WHAT NEEDS TO BE DONE: From the records, pick out and copy each line containing "xlabel".

WORKING DATA:
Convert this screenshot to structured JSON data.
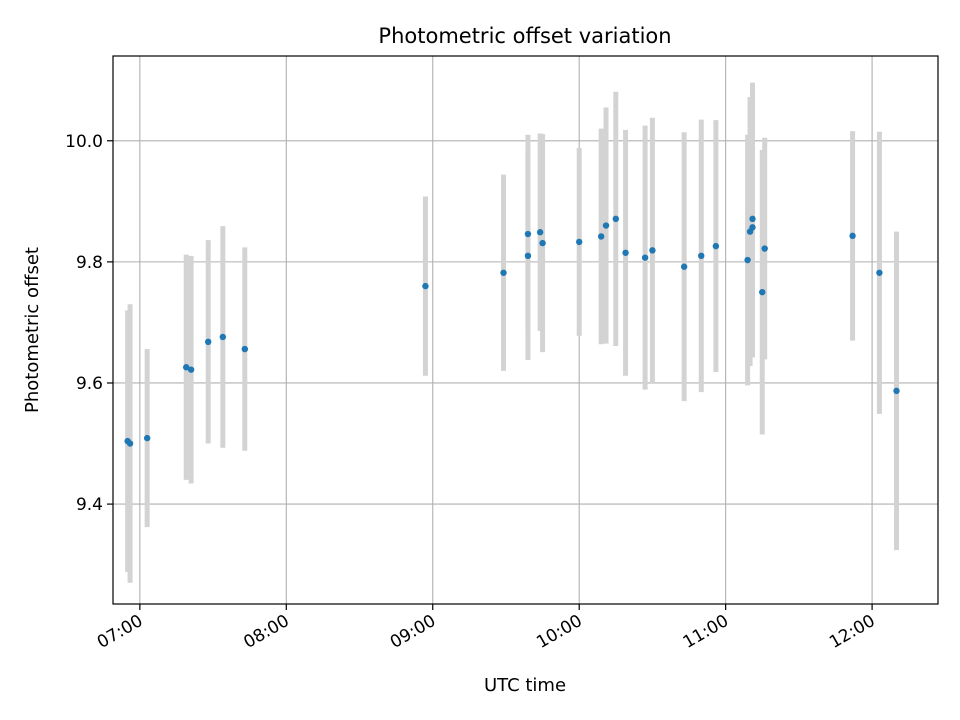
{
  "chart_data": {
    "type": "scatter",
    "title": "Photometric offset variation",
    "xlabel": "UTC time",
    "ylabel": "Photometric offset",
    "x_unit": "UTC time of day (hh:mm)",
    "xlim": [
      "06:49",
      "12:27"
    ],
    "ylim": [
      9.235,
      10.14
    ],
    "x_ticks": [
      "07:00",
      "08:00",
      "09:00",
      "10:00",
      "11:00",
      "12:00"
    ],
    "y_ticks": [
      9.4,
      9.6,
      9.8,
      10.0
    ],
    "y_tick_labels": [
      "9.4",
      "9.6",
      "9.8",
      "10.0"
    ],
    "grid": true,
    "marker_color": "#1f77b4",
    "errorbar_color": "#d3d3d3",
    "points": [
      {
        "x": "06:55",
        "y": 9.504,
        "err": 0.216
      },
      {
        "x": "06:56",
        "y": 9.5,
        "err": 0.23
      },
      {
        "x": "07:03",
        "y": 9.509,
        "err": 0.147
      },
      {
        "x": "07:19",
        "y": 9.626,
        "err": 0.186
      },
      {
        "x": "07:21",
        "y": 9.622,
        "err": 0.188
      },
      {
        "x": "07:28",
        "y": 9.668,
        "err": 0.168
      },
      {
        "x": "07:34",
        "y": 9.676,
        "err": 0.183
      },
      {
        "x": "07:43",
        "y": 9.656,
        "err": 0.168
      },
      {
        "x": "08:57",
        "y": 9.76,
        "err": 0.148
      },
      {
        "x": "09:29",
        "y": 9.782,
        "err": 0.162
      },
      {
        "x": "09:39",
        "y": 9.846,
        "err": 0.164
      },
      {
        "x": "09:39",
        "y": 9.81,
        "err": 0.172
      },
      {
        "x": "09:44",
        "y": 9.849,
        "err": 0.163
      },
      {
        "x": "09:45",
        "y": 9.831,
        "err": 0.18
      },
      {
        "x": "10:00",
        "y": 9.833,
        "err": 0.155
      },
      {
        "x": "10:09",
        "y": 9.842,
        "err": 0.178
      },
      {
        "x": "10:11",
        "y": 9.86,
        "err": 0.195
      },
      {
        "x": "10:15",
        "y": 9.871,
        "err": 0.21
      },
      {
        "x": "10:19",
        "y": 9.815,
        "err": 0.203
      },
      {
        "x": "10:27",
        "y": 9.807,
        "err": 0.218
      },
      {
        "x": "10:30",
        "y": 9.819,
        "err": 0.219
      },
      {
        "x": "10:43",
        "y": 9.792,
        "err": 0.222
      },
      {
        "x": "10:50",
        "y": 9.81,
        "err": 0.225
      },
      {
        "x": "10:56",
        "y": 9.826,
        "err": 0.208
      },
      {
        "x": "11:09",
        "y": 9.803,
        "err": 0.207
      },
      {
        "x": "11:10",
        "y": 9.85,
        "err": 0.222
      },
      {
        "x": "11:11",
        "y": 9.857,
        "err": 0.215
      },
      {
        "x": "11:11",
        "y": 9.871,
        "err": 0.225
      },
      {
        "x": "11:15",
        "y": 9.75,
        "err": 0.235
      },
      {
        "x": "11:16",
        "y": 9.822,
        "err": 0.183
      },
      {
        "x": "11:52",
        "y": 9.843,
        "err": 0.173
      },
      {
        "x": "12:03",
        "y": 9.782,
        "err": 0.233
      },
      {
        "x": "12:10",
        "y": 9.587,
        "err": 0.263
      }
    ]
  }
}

--

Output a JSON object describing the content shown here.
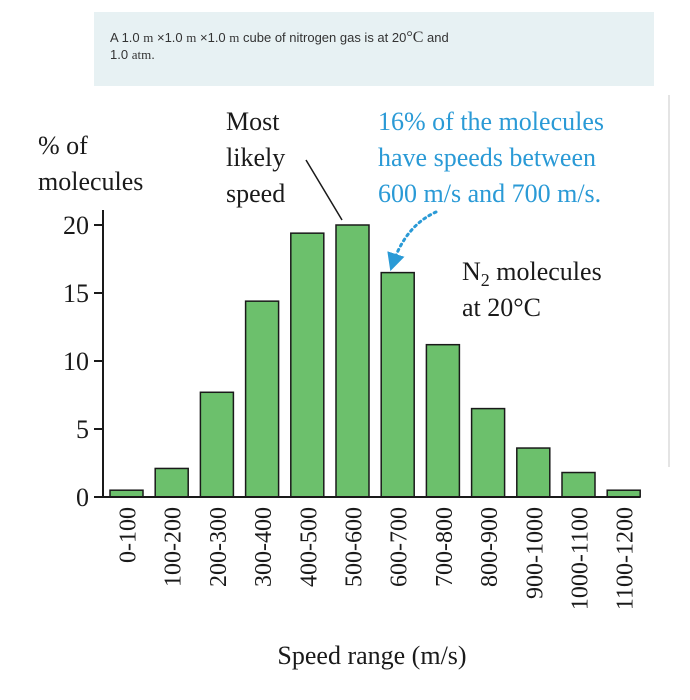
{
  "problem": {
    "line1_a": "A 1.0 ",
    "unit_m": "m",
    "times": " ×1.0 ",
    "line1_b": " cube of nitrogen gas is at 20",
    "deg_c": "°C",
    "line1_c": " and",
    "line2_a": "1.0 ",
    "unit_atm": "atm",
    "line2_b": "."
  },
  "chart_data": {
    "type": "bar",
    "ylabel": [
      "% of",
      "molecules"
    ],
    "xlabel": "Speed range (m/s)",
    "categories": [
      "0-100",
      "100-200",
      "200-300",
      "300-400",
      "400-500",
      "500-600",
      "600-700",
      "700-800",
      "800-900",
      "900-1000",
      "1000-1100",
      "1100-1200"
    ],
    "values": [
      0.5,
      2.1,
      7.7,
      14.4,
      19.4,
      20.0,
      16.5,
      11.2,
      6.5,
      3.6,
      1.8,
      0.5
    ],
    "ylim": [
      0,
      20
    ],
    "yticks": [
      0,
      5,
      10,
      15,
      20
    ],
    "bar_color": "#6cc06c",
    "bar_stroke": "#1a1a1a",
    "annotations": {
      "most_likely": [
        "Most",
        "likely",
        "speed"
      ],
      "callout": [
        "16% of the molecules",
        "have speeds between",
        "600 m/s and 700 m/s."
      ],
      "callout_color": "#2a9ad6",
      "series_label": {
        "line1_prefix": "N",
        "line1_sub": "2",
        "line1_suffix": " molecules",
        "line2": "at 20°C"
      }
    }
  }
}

EXERCISE OUTPUT:
    "xlabel": "UTC time",
    "xlabel": "Speed range (m/s)",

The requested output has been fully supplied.